* GIVEN TASK
Count only the lines of the records that hold "zonder", then give the number without any other words.

* DATA PROVIDED
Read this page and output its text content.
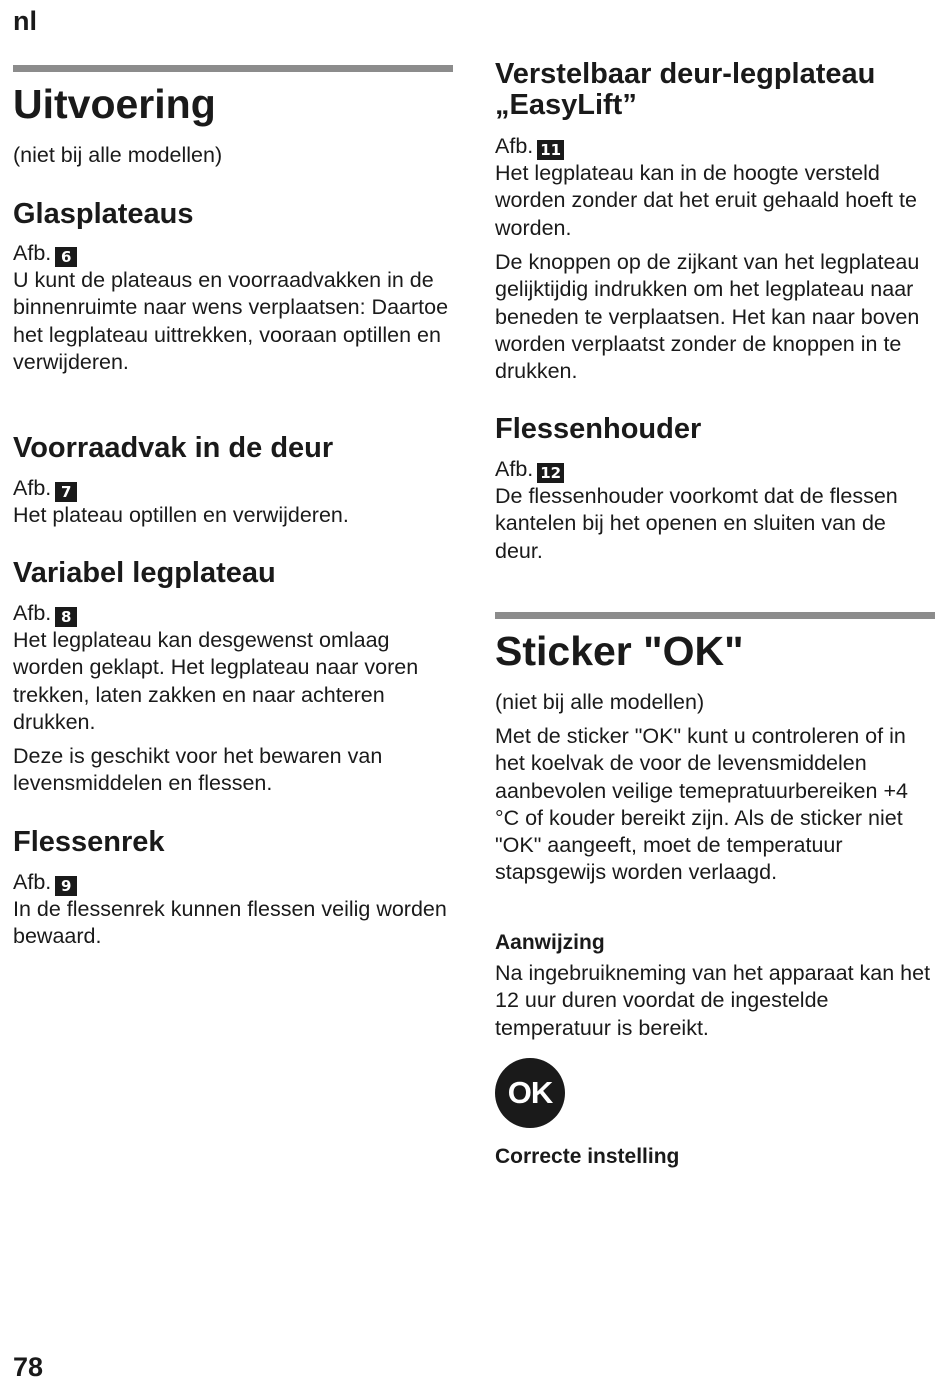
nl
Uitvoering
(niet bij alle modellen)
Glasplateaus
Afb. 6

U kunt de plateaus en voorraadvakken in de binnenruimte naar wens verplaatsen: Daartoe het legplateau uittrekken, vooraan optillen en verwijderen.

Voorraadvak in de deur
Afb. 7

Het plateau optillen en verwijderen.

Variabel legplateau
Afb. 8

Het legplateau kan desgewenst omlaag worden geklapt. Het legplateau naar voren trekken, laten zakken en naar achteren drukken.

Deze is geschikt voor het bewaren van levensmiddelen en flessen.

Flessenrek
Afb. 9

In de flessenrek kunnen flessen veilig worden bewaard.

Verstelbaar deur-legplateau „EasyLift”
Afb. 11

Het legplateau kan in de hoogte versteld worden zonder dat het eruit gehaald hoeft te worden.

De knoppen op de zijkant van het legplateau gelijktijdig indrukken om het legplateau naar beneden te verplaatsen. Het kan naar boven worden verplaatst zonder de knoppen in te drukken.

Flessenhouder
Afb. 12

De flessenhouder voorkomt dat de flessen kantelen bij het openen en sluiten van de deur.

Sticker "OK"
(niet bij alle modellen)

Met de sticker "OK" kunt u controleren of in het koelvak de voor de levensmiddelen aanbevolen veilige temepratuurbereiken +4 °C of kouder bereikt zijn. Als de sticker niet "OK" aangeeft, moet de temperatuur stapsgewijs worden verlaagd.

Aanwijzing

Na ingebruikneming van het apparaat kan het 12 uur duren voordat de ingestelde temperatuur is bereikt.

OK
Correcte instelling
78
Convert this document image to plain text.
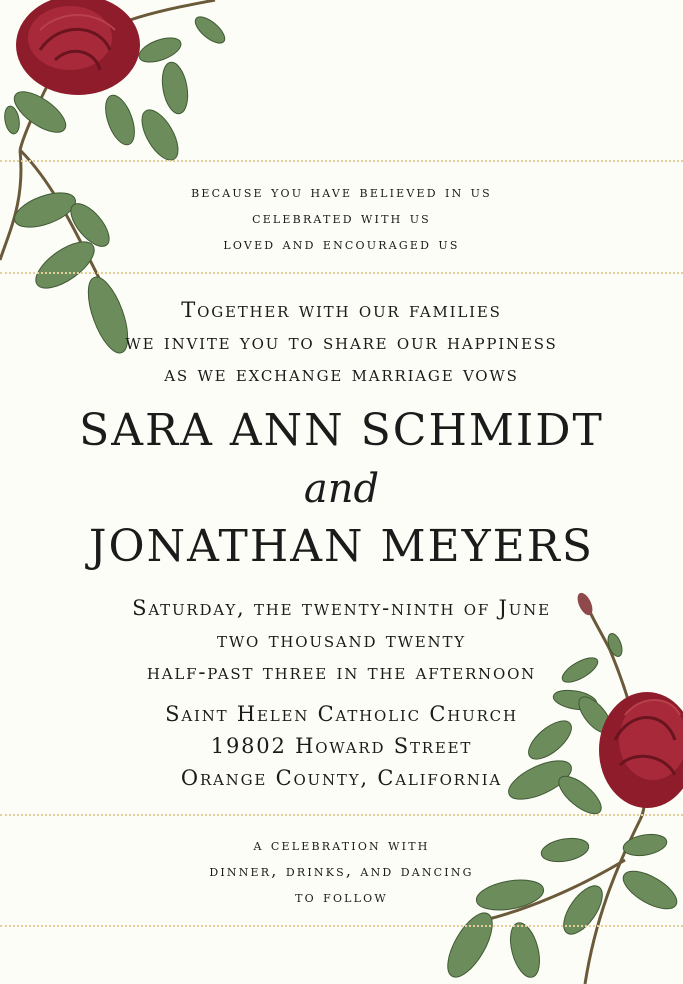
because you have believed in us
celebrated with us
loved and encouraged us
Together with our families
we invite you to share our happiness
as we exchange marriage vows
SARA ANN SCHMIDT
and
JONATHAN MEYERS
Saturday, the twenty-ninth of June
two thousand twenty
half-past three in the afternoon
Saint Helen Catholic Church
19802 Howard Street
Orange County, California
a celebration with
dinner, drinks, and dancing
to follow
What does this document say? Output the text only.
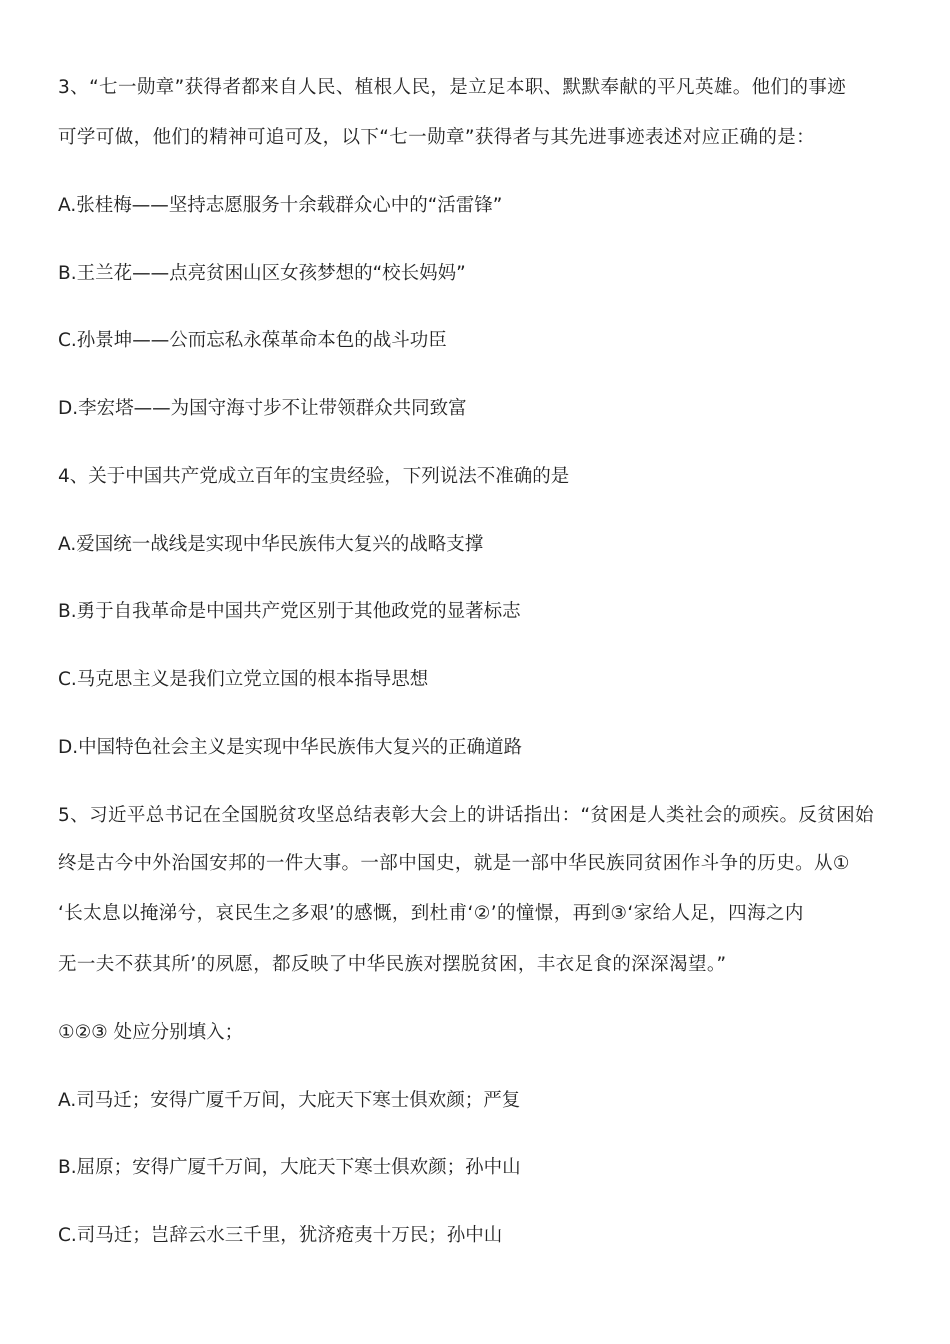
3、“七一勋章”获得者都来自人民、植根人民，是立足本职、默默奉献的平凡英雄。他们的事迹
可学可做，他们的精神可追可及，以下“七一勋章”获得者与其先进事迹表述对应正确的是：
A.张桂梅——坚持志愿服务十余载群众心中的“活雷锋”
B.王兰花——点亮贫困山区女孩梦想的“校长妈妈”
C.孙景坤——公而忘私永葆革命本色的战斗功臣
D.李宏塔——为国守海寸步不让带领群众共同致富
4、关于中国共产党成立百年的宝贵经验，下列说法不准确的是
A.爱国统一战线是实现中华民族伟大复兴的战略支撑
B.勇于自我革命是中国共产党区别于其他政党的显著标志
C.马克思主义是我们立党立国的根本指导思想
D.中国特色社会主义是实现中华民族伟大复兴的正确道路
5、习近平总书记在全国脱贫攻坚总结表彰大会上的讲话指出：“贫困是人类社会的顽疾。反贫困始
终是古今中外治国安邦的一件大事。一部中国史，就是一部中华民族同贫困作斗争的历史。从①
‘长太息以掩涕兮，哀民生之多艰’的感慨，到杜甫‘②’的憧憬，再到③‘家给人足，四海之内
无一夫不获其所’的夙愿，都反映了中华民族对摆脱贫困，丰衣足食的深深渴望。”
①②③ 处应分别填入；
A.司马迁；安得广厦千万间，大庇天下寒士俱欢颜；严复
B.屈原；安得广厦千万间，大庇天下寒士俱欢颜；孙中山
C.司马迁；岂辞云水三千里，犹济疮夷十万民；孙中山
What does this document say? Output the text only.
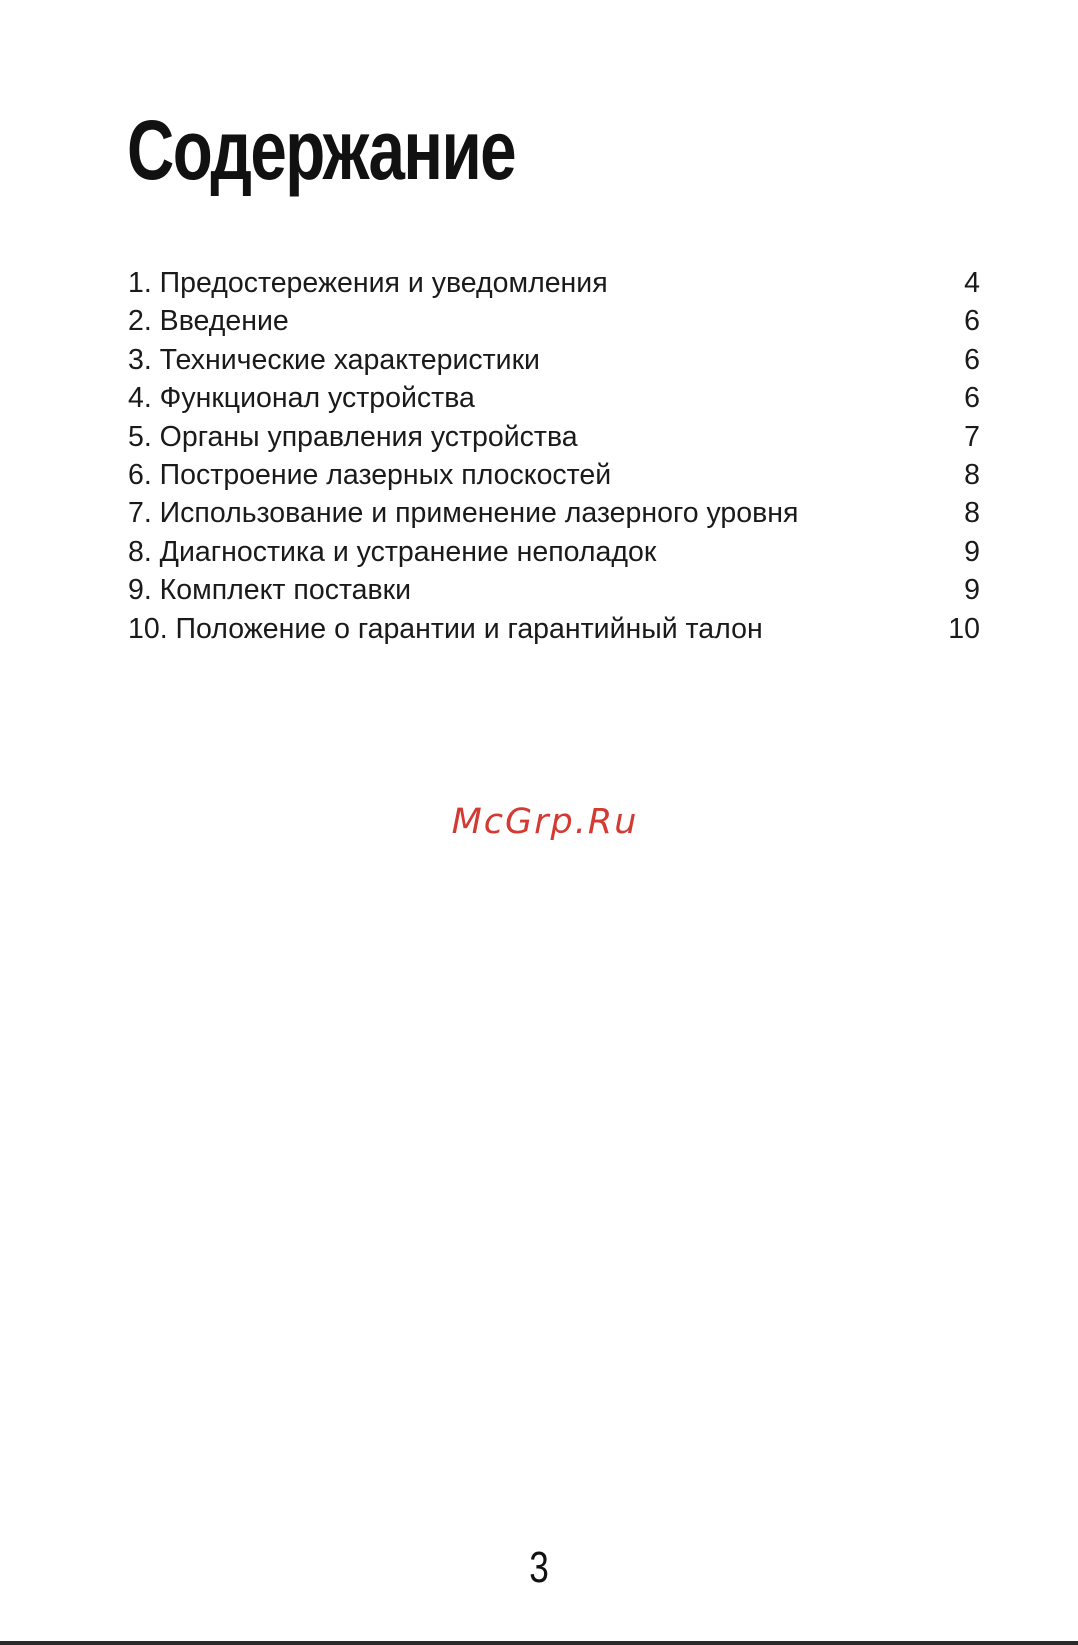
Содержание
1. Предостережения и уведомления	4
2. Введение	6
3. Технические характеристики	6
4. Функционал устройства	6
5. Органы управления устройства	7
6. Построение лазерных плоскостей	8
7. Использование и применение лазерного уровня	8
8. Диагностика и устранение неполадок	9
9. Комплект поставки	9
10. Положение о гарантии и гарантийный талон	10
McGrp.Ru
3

* EXPECTED ANSWER
2